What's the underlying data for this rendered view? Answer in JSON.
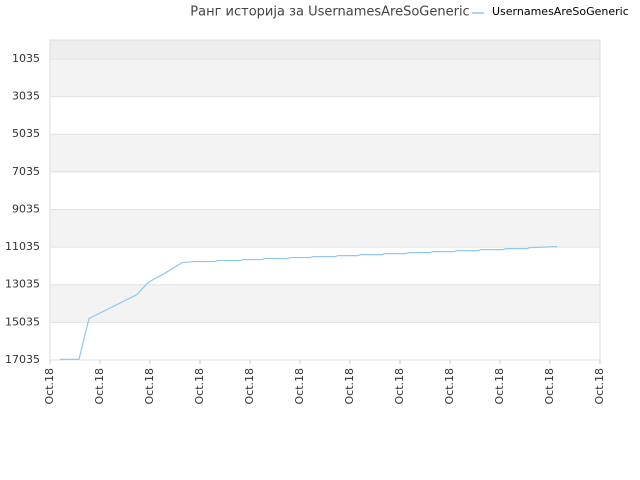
{
  "chart_data": {
    "type": "line",
    "title": "Ранг историја за UsernamesAreSoGeneric",
    "x": [
      0.2,
      0.58,
      0.78,
      1.74,
      1.96,
      2.32,
      2.64,
      2.9,
      3.3,
      3.36,
      3.8,
      3.86,
      4.24,
      4.3,
      4.74,
      4.8,
      5.2,
      5.26,
      5.7,
      5.76,
      6.16,
      6.22,
      6.64,
      6.7,
      7.12,
      7.18,
      7.6,
      7.66,
      8.08,
      8.14,
      8.56,
      8.62,
      9.06,
      9.12,
      9.54,
      9.6,
      10.14
    ],
    "series": [
      {
        "name": "UsernamesAreSoGeneric",
        "color": "#90c8f0",
        "values": [
          17000,
          17000,
          14830,
          13555,
          12918,
          12388,
          11857,
          11804,
          11804,
          11751,
          11751,
          11698,
          11698,
          11645,
          11645,
          11592,
          11592,
          11539,
          11539,
          11486,
          11486,
          11433,
          11433,
          11380,
          11380,
          11327,
          11327,
          11274,
          11274,
          11221,
          11221,
          11168,
          11168,
          11115,
          11115,
          11062,
          11009
        ]
      }
    ],
    "xlim": [
      0,
      11
    ],
    "xticks": [
      {
        "value": 0,
        "label": "Oct.18"
      },
      {
        "value": 1,
        "label": "Oct.18"
      },
      {
        "value": 2,
        "label": "Oct.18"
      },
      {
        "value": 3,
        "label": "Oct.18"
      },
      {
        "value": 4,
        "label": "Oct.18"
      },
      {
        "value": 5,
        "label": "Oct.18"
      },
      {
        "value": 6,
        "label": "Oct.18"
      },
      {
        "value": 7,
        "label": "Oct.18"
      },
      {
        "value": 8,
        "label": "Oct.18"
      },
      {
        "value": 9,
        "label": "Oct.18"
      },
      {
        "value": 10,
        "label": "Oct.18"
      },
      {
        "value": 11,
        "label": "Oct.18"
      }
    ],
    "ylim": [
      17035,
      28
    ],
    "yticks": [
      1035,
      3035,
      5035,
      7035,
      9035,
      11035,
      13035,
      15035,
      17035
    ],
    "grid": true
  }
}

◆ Your instructions
Retype each line of the listing above word for word. Exclude the pictures.

◆ Result of this exercise
What's the underlying data for this rendered view? Answer in JSON.
{
  "chart_data": {
    "type": "line",
    "title": "Ранг историја за UsernamesAreSoGeneric",
    "x": [
      0.2,
      0.58,
      0.78,
      1.74,
      1.96,
      2.32,
      2.64,
      2.9,
      3.3,
      3.36,
      3.8,
      3.86,
      4.24,
      4.3,
      4.74,
      4.8,
      5.2,
      5.26,
      5.7,
      5.76,
      6.16,
      6.22,
      6.64,
      6.7,
      7.12,
      7.18,
      7.6,
      7.66,
      8.08,
      8.14,
      8.56,
      8.62,
      9.06,
      9.12,
      9.54,
      9.6,
      10.14
    ],
    "series": [
      {
        "name": "UsernamesAreSoGeneric",
        "color": "#90c8f0",
        "values": [
          17000,
          17000,
          14830,
          13555,
          12918,
          12388,
          11857,
          11804,
          11804,
          11751,
          11751,
          11698,
          11698,
          11645,
          11645,
          11592,
          11592,
          11539,
          11539,
          11486,
          11486,
          11433,
          11433,
          11380,
          11380,
          11327,
          11327,
          11274,
          11274,
          11221,
          11221,
          11168,
          11168,
          11115,
          11115,
          11062,
          11009
        ]
      }
    ],
    "xlim": [
      0,
      11
    ],
    "xticks": [
      {
        "value": 0,
        "label": "Oct.18"
      },
      {
        "value": 1,
        "label": "Oct.18"
      },
      {
        "value": 2,
        "label": "Oct.18"
      },
      {
        "value": 3,
        "label": "Oct.18"
      },
      {
        "value": 4,
        "label": "Oct.18"
      },
      {
        "value": 5,
        "label": "Oct.18"
      },
      {
        "value": 6,
        "label": "Oct.18"
      },
      {
        "value": 7,
        "label": "Oct.18"
      },
      {
        "value": 8,
        "label": "Oct.18"
      },
      {
        "value": 9,
        "label": "Oct.18"
      },
      {
        "value": 10,
        "label": "Oct.18"
      },
      {
        "value": 11,
        "label": "Oct.18"
      }
    ],
    "ylim": [
      17035,
      28
    ],
    "yticks": [
      1035,
      3035,
      5035,
      7035,
      9035,
      11035,
      13035,
      15035,
      17035
    ],
    "grid": true
  }
}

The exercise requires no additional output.